- **Task**:
Gather every line in the records below that contains the word "племінниця".

* start Material supplied *

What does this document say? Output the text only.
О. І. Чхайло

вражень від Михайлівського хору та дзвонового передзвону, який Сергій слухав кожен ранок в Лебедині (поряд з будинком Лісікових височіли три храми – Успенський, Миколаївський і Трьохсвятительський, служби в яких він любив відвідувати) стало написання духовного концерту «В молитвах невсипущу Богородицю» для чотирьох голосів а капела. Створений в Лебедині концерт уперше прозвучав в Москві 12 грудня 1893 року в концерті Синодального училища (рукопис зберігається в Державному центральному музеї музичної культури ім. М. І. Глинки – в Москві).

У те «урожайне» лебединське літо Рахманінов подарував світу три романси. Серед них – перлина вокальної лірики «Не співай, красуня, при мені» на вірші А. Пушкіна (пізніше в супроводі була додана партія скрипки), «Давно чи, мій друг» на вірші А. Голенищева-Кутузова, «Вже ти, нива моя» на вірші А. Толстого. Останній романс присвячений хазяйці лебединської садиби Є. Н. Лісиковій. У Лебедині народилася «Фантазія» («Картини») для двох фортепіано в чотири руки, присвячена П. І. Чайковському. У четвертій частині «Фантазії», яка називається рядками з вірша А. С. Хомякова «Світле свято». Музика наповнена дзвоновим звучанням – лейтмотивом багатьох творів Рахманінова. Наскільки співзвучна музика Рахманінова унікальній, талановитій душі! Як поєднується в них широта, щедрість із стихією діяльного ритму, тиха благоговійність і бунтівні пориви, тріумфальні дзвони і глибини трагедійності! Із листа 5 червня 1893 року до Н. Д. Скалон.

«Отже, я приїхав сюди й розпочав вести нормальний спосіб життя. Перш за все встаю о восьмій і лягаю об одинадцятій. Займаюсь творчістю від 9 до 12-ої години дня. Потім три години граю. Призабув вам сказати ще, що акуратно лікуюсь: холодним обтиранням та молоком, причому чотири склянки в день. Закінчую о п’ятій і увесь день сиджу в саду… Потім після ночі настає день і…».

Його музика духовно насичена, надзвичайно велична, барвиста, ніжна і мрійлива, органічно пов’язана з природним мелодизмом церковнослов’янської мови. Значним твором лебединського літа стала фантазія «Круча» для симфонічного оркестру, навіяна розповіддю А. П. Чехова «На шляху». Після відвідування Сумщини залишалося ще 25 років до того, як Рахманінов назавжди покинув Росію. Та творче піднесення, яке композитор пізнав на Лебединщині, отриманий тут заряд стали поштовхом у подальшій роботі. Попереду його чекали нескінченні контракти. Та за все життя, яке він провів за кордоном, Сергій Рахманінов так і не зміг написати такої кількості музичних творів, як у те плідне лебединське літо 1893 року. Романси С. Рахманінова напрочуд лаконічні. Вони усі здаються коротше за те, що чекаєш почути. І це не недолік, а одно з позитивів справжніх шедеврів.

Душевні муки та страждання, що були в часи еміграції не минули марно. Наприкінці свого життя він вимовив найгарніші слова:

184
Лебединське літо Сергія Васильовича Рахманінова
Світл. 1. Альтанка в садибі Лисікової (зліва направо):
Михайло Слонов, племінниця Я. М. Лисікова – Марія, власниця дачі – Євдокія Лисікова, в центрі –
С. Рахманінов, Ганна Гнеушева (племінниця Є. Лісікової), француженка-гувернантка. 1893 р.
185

* end Material supplied *

- **Written response**:
Михайло Слонов, племінниця Я. М. Лисікова – Марія, власниця дачі – Євдокія Лисікова, в центрі –
С. Рахманінов, Ганна Гнеушева (племінниця Є. Лісікової), француженка-гувернантка. 1893 р.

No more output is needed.